- Task goal
Reproduce the passage of the gold price article from "Dec. 19 (Bloomberg)" to "Nicolaus & Co." word for word.

- Document section

------------

Gold May Tumble to $1,535 on 200-Day Average
The price may drop to $1,535 an ounce if it closes below the 200-day moving average, said Dave Lutz, the head of exchange-traded fund trading and strategy at Stifel Nicolaus in Baltimore. Photographer: Chris Ratcliffe/Bloomberg

Dec. 19 (Bloomberg) -- Gold, down 7.1 percent from the 2012 high in October, may extend its losses through next quarter, according to technical analysis by Stifel Nicolaus & Co.

The price may drop to $1,535 an ounce if it closes below the 200-day moving average, said Dave Lutz, the head of exchange-traded fund trading and strategy at Stifel Nicolaus in Baltimore. Futures for February delivery were little changed at $1,670.10 at 12:51 p.m. on the Comex in New York, after falling as much as 0.3 percent to $1,665.10. The 200-day moving average is about $1,669.

Gold is facing “headwinds” amid low inflation and the prospect for a budget agreement in Congress, Lutz said. If lawmakers are able to avoid the more than $600 billion in tax increases and spending cuts set to begin in January, it would remove an obstacle to economic growth and reduce demand for precious metals as a haven, he said.

“Low inflation and low-to-medium growth are going to be a negatives for gold,” Lutz said in a telephone interview. “Businesses are holding back on spending, but as soon as we get the budget stuff out of the way, 2013 could certainly be a good year for growth” in the economy, he said.

The “first stop” for gold will be $1,600, followed by a drop to $1,535 by the end of the first quarter, Lutz said, basing his forecast on the price move when futures fell below the moving average in March.

------------

[Coordinate annotation records]
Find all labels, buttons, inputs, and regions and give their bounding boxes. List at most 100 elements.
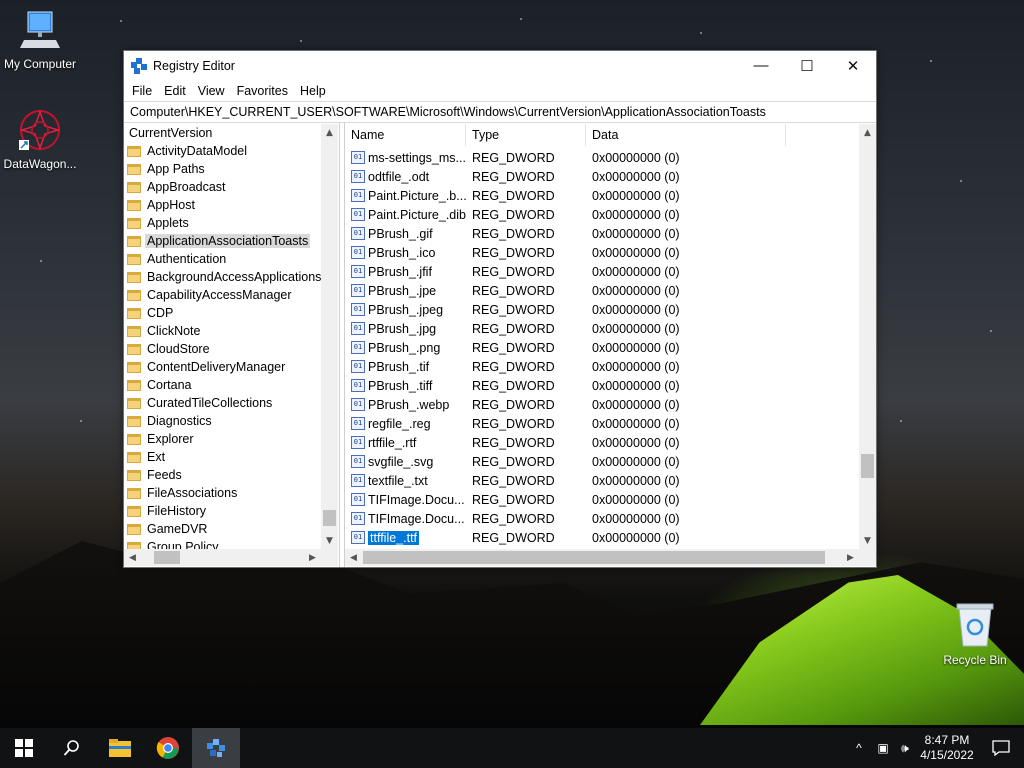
tree-item[interactable]: Diagnostics [127,412,323,430]
tree-item[interactable]: App Paths [127,160,323,178]
value-row[interactable]: 01 textfile_.txt REG_DWORD 0x00000000 (0) [345,471,859,490]
tree-item[interactable]: CDP [127,304,323,322]
tree-item-label: ActivityDataModel [147,144,248,158]
scroll-thumb[interactable] [363,551,825,564]
value-row[interactable]: 01 TIFImage.Docu... REG_DWORD 0x00000000 (0… [345,490,859,509]
close-button[interactable]: ✕ [830,51,876,80]
value-row[interactable]: 01 PBrush_.gif REG_DWORD 0x00000000 (0) [345,224,859,243]
tree-item[interactable]: Applets [127,214,323,232]
title-bar[interactable]: Registry Editor — ☐ ✕ [124,51,876,80]
menu-favorites[interactable]: Favorites [231,84,294,98]
value-type: REG_DWORD [472,302,555,317]
value-row[interactable]: 01 svgfile_.svg REG_DWORD 0x00000000 (0) [345,452,859,471]
chrome-button[interactable] [144,728,192,768]
tree-item[interactable]: Explorer [127,430,323,448]
value-row[interactable]: 01 PBrush_.jpe REG_DWORD 0x00000000 (0) [345,281,859,300]
value-row[interactable]: 01 PBrush_.tif REG_DWORD 0x00000000 (0) [345,357,859,376]
value-row[interactable]: 01 ms-settings_ms... REG_DWORD 0x00000000 (… [345,148,859,167]
tree-item[interactable]: AppHost [127,196,323,214]
scroll-right-arrow-icon[interactable]: ▶ [304,549,321,566]
regedit-taskbar-button[interactable] [192,728,240,768]
menu-view[interactable]: View [192,84,231,98]
tree-item[interactable]: ApplicationAssociationToasts [127,232,323,250]
maximize-button[interactable]: ☐ [784,51,830,80]
tree-item[interactable]: Authentication [127,250,323,268]
value-type: REG_DWORD [472,340,555,355]
column-header-type[interactable]: Type [466,124,586,146]
scroll-thumb[interactable] [154,551,180,564]
address-bar[interactable]: Computer\HKEY_CURRENT_USER\SOFTWARE\Micr… [124,101,876,123]
tree-vertical-scrollbar[interactable]: ▲ ▼ [321,124,338,549]
tree-item[interactable]: Ext [127,448,323,466]
column-header-data[interactable]: Data [586,124,786,146]
tree-item[interactable]: ContentDeliveryManager [127,358,323,376]
tree-item[interactable]: CloudStore [127,340,323,358]
value-row[interactable]: 01 ttffile_.ttf REG_DWORD 0x00000000 (0) [345,528,859,547]
value-row[interactable]: 01 PBrush_.ico REG_DWORD 0x00000000 (0) [345,243,859,262]
reg-binary-icon: 01 [351,284,365,297]
start-icon [15,739,33,757]
value-data: 0x00000000 (0) [592,207,680,222]
value-row[interactable]: 01 PBrush_.png REG_DWORD 0x00000000 (0) [345,338,859,357]
value-row[interactable]: 01 Paint.Picture_.dib REG_DWORD 0x00000000 … [345,205,859,224]
value-name: ttffile_.ttf [368,530,420,545]
minimize-button[interactable]: — [738,51,784,80]
scroll-thumb[interactable] [861,454,874,478]
clock[interactable]: 8:47 PM 4/15/2022 [916,733,978,763]
scroll-up-arrow-icon[interactable]: ▲ [859,124,876,141]
tree-item[interactable]: Cortana [127,376,323,394]
tree-item[interactable]: FileAssociations [127,484,323,502]
file-explorer-button[interactable] [96,728,144,768]
tree-item[interactable]: AppBroadcast [127,178,323,196]
tree-item[interactable]: FileHistory [127,502,323,520]
column-header-name[interactable]: Name [345,124,466,146]
tree-item[interactable]: Feeds [127,466,323,484]
value-row[interactable]: 01 odtfile_.odt REG_DWORD 0x00000000 (0) [345,167,859,186]
value-row[interactable]: 01 regfile_.reg REG_DWORD 0x00000000 (0) [345,414,859,433]
value-name-cell: 01 Paint.Picture_.b... [345,189,466,203]
tree-item-label: CapabilityAccessManager [147,288,292,302]
scroll-left-arrow-icon[interactable]: ◀ [345,549,362,566]
value-row[interactable]: 01 TIFImage.Docu... REG_DWORD 0x00000000 (0… [345,509,859,528]
value-row[interactable]: 01 rtffile_.rtf REG_DWORD 0x00000000 (0) [345,433,859,452]
search-button[interactable] [48,728,96,768]
tree-item[interactable]: CuratedTileCollections [127,394,323,412]
list-horizontal-scrollbar[interactable]: ◀ ▶ [345,549,859,566]
value-name-cell: 01 TIFImage.Docu... [345,512,466,526]
value-row[interactable]: 01 PBrush_.tiff REG_DWORD 0x00000000 (0) [345,376,859,395]
value-row[interactable]: 01 PBrush_.jpeg REG_DWORD 0x00000000 (0) [345,300,859,319]
scroll-down-arrow-icon[interactable]: ▼ [321,532,338,549]
value-row[interactable]: 01 PBrush_.jfif REG_DWORD 0x00000000 (0) [345,262,859,281]
start-button[interactable] [0,728,48,768]
desktop-icon-datawagon[interactable]: DataWagon... [0,108,80,171]
list-vertical-scrollbar[interactable]: ▲ ▼ [859,124,876,549]
tree-item[interactable]: ActivityDataModel [127,142,323,160]
menu-file[interactable]: File [126,84,158,98]
tree-item[interactable]: ClickNote [127,322,323,340]
tree-horizontal-scrollbar[interactable]: ◀ ▶ [124,549,321,566]
menu-edit[interactable]: Edit [158,84,192,98]
tree-item[interactable]: BackgroundAccessApplications [127,268,323,286]
scroll-up-arrow-icon[interactable]: ▲ [321,124,338,141]
desktop-icon-recycle-bin[interactable]: Recycle Bin [935,602,1015,667]
desktop-icon-my-computer[interactable]: My Computer [0,10,80,71]
network-icon[interactable]: ▣ [872,741,894,755]
value-row[interactable]: 01 Paint.Picture_.b... REG_DWORD 0x00000000… [345,186,859,205]
scroll-left-arrow-icon[interactable]: ◀ [124,549,141,566]
values-list-pane[interactable]: Name Type Data 01 ms-settings_ms... REG_DW… [344,122,876,567]
volume-icon[interactable]: 🕪 [894,741,916,756]
scroll-right-arrow-icon[interactable]: ▶ [842,549,859,566]
tree-item[interactable]: CapabilityAccessManager [127,286,323,304]
menu-bar: File Edit View Favorites Help [124,80,876,101]
tree-item[interactable]: GameDVR [127,520,323,538]
show-hidden-icons-chevron-icon[interactable]: ^ [846,741,872,755]
value-type: REG_DWORD [472,492,555,507]
value-row[interactable]: 01 PBrush_.jpg REG_DWORD 0x00000000 (0) [345,319,859,338]
tree-root-key[interactable]: CurrentVersion [129,124,212,142]
scroll-down-arrow-icon[interactable]: ▼ [859,532,876,549]
action-center-button[interactable] [978,740,1024,756]
key-tree-pane[interactable]: CurrentVersion ActivityDataModel App Path… [124,122,340,567]
scroll-thumb[interactable] [323,510,336,526]
menu-help[interactable]: Help [294,84,332,98]
value-row[interactable]: 01 PBrush_.webp REG_DWORD 0x00000000 (0) [345,395,859,414]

------------

- Task answer
Dec. 19 (Bloomberg) -- Gold, down 7.1 percent from the 2012 high in October, may extend its losses through next quarter, according to technical analysis by Stifel Nicolaus & Co.